Supplied material —
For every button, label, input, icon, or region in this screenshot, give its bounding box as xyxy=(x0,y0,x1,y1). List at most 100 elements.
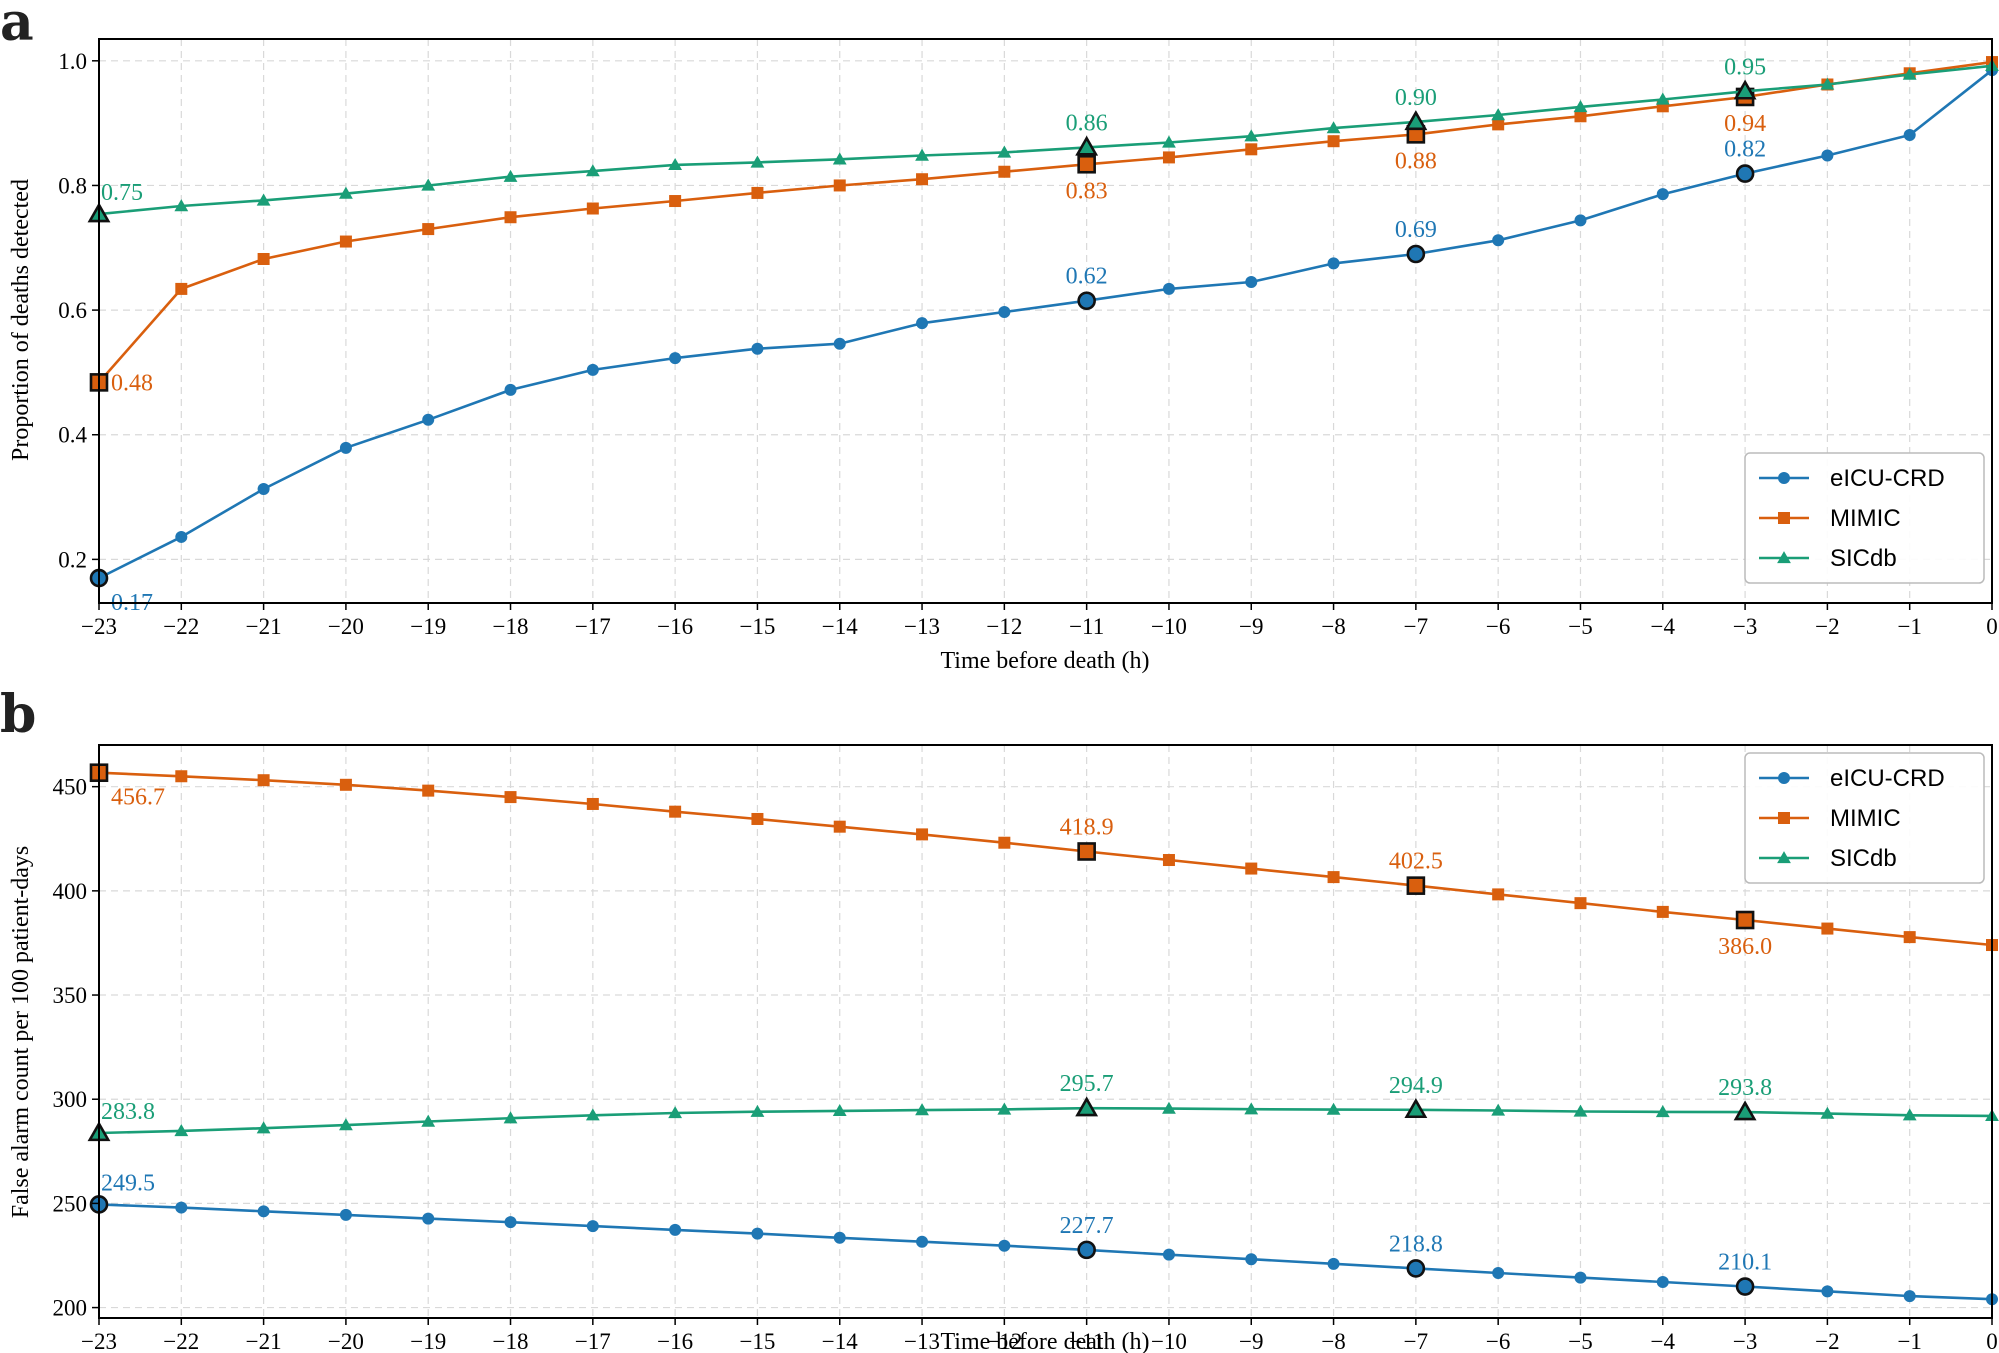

==

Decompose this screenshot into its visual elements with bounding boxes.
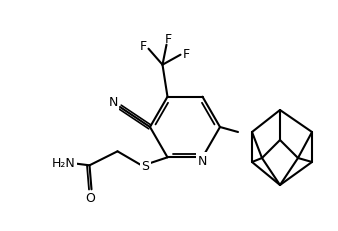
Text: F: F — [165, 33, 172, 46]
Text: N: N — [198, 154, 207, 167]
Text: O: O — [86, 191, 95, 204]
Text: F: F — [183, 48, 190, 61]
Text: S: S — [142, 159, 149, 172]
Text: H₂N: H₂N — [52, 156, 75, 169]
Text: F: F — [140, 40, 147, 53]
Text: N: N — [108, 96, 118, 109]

...

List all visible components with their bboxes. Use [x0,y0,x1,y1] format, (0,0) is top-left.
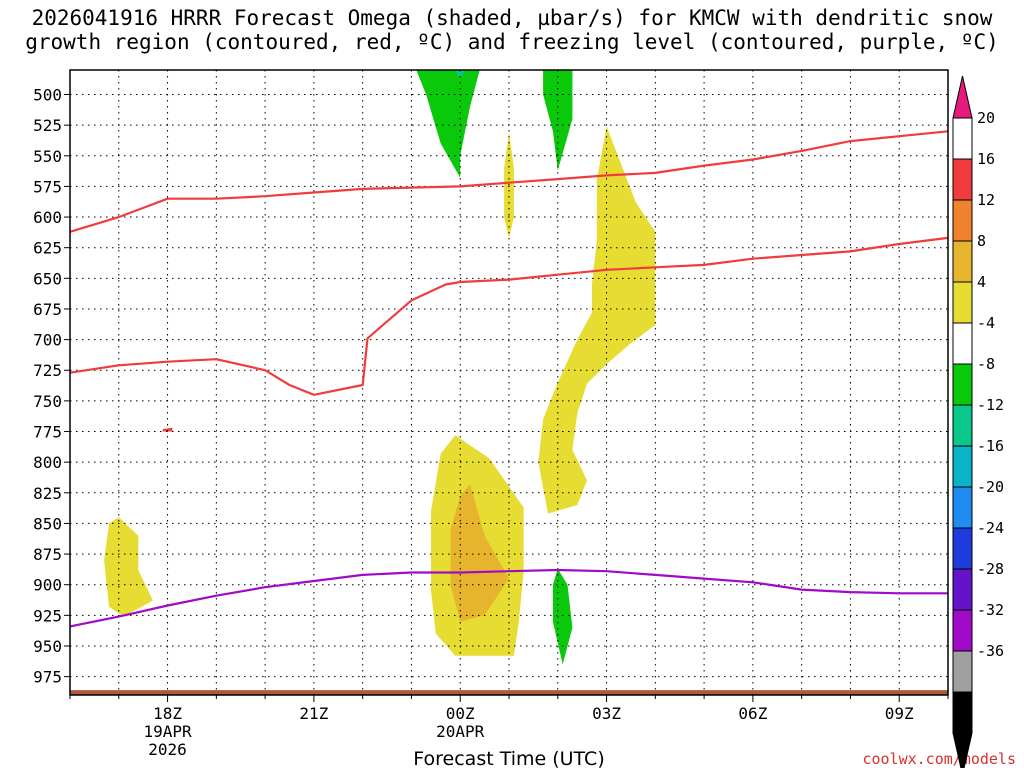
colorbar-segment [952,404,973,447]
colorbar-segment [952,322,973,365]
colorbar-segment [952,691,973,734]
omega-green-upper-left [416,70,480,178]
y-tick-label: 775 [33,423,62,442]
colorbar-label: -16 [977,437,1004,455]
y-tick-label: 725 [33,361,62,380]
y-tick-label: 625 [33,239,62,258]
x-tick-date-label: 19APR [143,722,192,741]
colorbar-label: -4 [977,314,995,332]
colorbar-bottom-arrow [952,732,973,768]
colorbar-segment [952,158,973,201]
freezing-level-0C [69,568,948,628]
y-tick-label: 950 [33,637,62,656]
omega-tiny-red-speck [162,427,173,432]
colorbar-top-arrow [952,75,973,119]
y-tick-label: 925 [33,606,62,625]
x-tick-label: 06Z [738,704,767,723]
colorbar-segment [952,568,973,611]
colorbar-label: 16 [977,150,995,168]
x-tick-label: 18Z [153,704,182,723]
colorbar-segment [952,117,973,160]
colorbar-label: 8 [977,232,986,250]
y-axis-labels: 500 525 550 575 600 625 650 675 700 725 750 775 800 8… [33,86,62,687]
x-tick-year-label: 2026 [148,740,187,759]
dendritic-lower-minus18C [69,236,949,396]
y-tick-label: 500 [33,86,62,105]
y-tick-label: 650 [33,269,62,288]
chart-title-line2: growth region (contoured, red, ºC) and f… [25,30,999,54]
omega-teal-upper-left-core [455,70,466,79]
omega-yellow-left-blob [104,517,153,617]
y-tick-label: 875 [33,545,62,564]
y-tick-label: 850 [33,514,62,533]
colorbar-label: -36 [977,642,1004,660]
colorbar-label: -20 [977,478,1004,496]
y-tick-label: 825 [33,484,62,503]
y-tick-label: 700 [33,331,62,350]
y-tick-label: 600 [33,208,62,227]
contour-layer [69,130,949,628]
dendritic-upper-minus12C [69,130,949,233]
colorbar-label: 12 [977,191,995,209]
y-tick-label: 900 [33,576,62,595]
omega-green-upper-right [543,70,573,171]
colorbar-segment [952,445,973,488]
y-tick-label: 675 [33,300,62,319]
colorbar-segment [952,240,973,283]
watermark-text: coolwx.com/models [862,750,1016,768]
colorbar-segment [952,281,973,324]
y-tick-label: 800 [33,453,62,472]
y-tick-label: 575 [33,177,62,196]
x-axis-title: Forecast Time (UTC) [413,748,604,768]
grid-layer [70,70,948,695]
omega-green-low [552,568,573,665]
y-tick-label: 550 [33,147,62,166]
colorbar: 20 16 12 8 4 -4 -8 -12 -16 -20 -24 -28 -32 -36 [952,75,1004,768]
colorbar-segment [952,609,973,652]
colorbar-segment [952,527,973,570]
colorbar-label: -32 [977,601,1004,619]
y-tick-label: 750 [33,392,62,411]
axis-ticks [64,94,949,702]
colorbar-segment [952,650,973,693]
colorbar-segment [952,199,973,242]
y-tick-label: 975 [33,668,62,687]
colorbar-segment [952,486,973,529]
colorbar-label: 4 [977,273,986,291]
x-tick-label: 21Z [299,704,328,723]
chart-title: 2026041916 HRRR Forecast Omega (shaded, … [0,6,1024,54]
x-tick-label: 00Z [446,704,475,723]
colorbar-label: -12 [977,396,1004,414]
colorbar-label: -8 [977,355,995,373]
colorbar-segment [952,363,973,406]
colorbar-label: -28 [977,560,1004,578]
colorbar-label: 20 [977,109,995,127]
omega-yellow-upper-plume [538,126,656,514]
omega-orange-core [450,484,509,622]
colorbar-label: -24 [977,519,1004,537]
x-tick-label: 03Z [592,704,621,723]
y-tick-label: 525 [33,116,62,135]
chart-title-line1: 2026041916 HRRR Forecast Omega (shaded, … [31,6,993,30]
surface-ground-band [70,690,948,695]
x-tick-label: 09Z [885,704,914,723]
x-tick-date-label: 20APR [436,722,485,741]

Exercise brief — Update the records from the line with "List all visible" to the line with "y-tick-label: 900 [33,576,62,595]", changing every "colorbar-segment" to "colorbar-swatch" and leaving all else unchanged. Return only those lines, without the pictures.

Result for this task —
List all visible components with their bboxes. Use [x0,y0,x1,y1] format, (0,0) is top-left.
colorbar-swatch [952,404,973,447]
colorbar-swatch [952,322,973,365]
colorbar-swatch [952,691,973,734]
omega-green-upper-left [416,70,480,178]
y-tick-label: 775 [33,423,62,442]
colorbar-label: -16 [977,437,1004,455]
y-tick-label: 725 [33,361,62,380]
y-tick-label: 625 [33,239,62,258]
x-tick-date-label: 19APR [143,722,192,741]
colorbar-label: -4 [977,314,995,332]
colorbar-bottom-arrow [952,732,973,768]
colorbar-swatch [952,158,973,201]
freezing-level-0C [69,568,948,628]
y-tick-label: 950 [33,637,62,656]
omega-tiny-red-speck [162,427,173,432]
colorbar-top-arrow [952,75,973,119]
y-tick-label: 925 [33,606,62,625]
x-tick-label: 06Z [738,704,767,723]
colorbar-swatch [952,568,973,611]
colorbar-label: 16 [977,150,995,168]
x-tick-label: 18Z [153,704,182,723]
colorbar-swatch [952,117,973,160]
colorbar-label: 8 [977,232,986,250]
y-axis-labels: 500 525 550 575 600 625 650 675 700 725 750 775 800 8… [33,86,62,687]
x-tick-year-label: 2026 [148,740,187,759]
dendritic-lower-minus18C [69,236,949,396]
y-tick-label: 500 [33,86,62,105]
y-tick-label: 650 [33,269,62,288]
chart-title-line2: growth region (contoured, red, ºC) and f… [25,30,999,54]
omega-teal-upper-left-core [455,70,466,79]
omega-yellow-left-blob [104,517,153,617]
y-tick-label: 875 [33,545,62,564]
y-tick-label: 850 [33,514,62,533]
colorbar-label: -36 [977,642,1004,660]
colorbar-label: -20 [977,478,1004,496]
y-tick-label: 825 [33,484,62,503]
y-tick-label: 700 [33,331,62,350]
y-tick-label: 600 [33,208,62,227]
contour-layer [69,130,949,628]
dendritic-upper-minus12C [69,130,949,233]
colorbar-label: 12 [977,191,995,209]
y-tick-label: 900 [33,576,62,595]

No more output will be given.